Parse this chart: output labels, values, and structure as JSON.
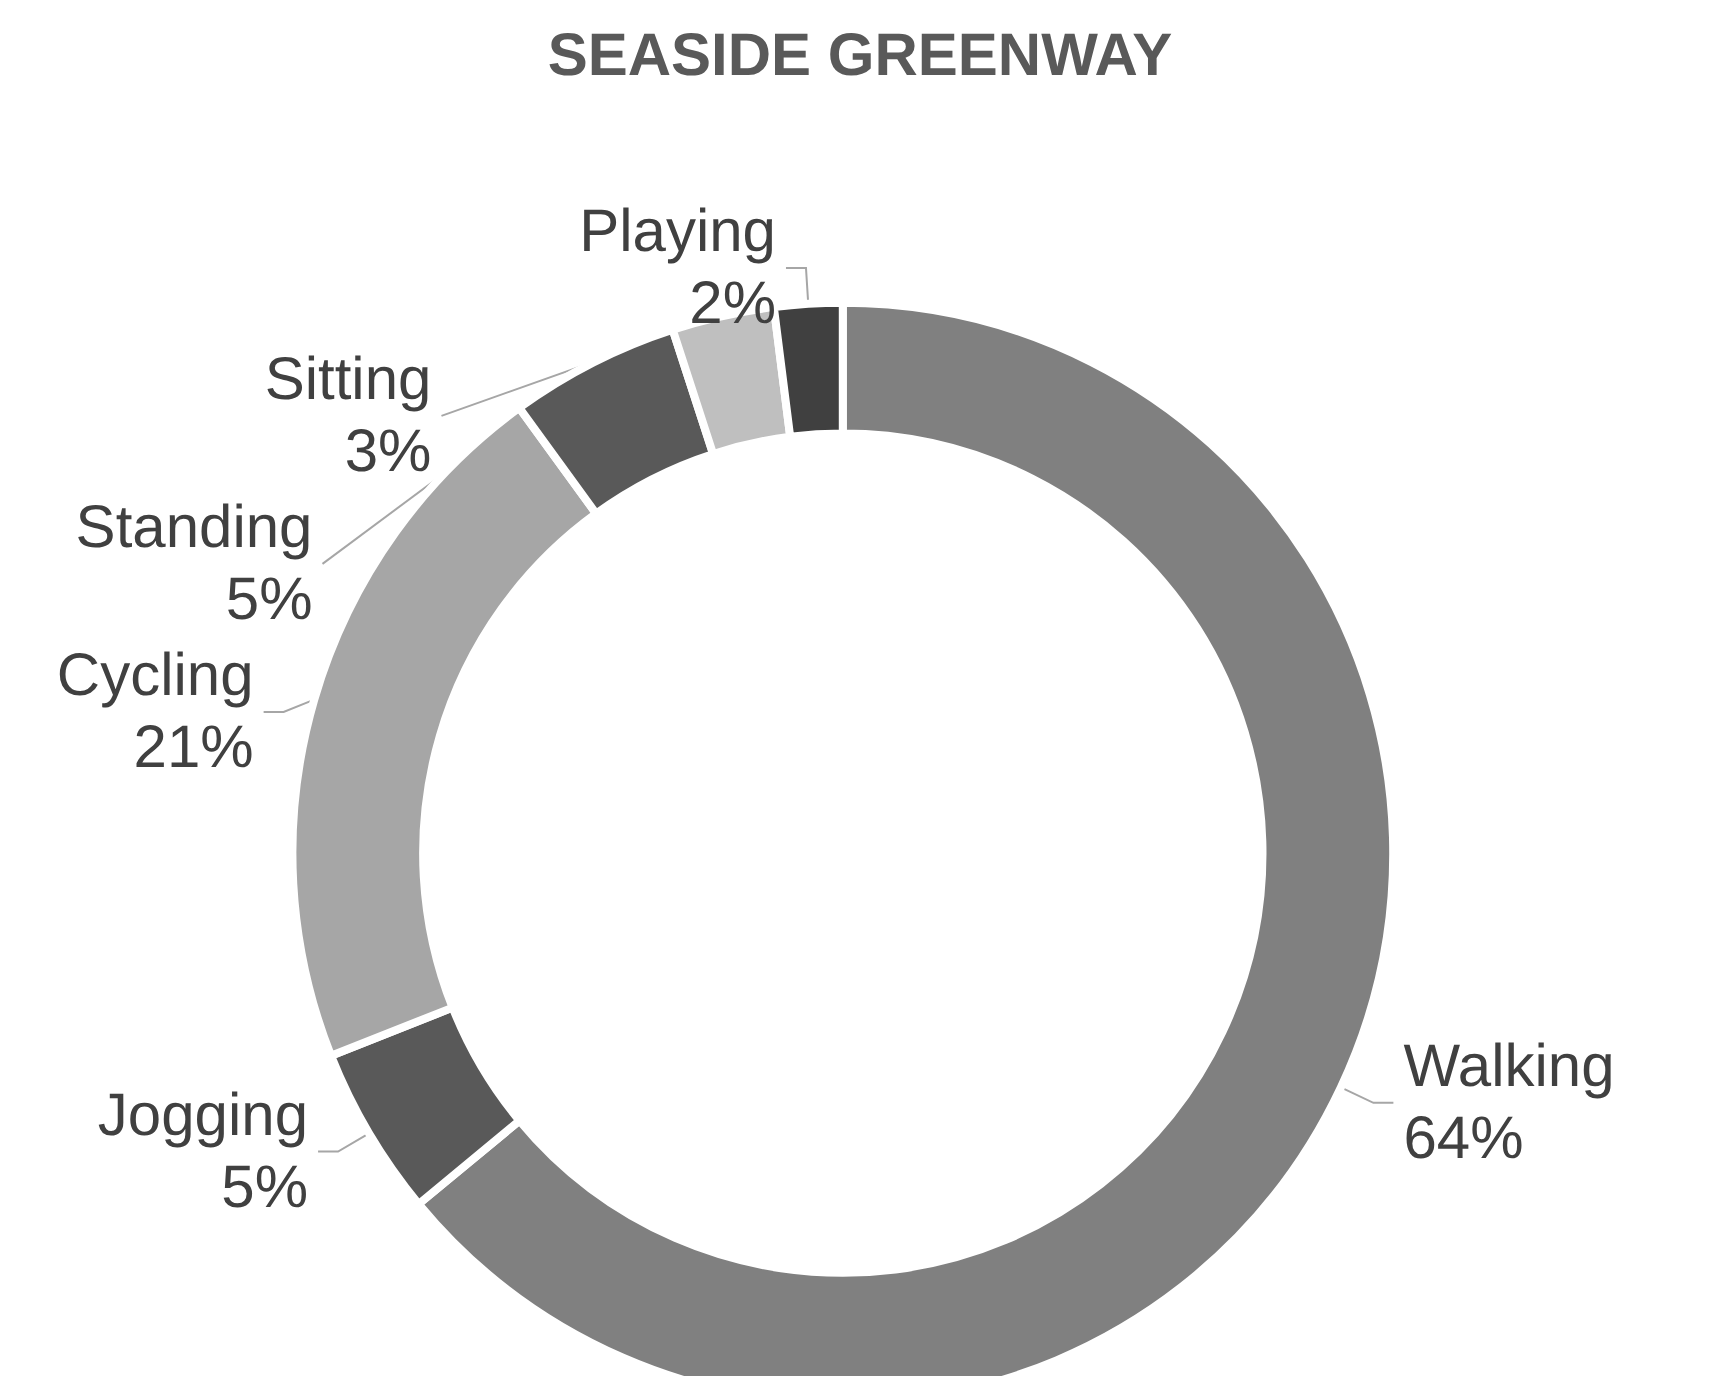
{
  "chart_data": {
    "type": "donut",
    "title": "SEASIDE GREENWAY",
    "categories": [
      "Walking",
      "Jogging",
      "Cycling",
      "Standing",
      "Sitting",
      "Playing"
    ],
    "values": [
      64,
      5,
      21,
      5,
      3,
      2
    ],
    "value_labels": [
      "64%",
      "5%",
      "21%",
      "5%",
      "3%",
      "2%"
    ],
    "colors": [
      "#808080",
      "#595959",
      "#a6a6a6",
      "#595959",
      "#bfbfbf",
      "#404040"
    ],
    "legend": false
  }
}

SET EXERCISE:
Keep the pictures out of your copy, and repeat every entry above exactly.

FINAL RESULT:
Parse this chart: output labels, values, and structure as JSON.
{
  "chart_data": {
    "type": "donut",
    "title": "SEASIDE GREENWAY",
    "categories": [
      "Walking",
      "Jogging",
      "Cycling",
      "Standing",
      "Sitting",
      "Playing"
    ],
    "values": [
      64,
      5,
      21,
      5,
      3,
      2
    ],
    "value_labels": [
      "64%",
      "5%",
      "21%",
      "5%",
      "3%",
      "2%"
    ],
    "colors": [
      "#808080",
      "#595959",
      "#a6a6a6",
      "#595959",
      "#bfbfbf",
      "#404040"
    ],
    "legend": false
  }
}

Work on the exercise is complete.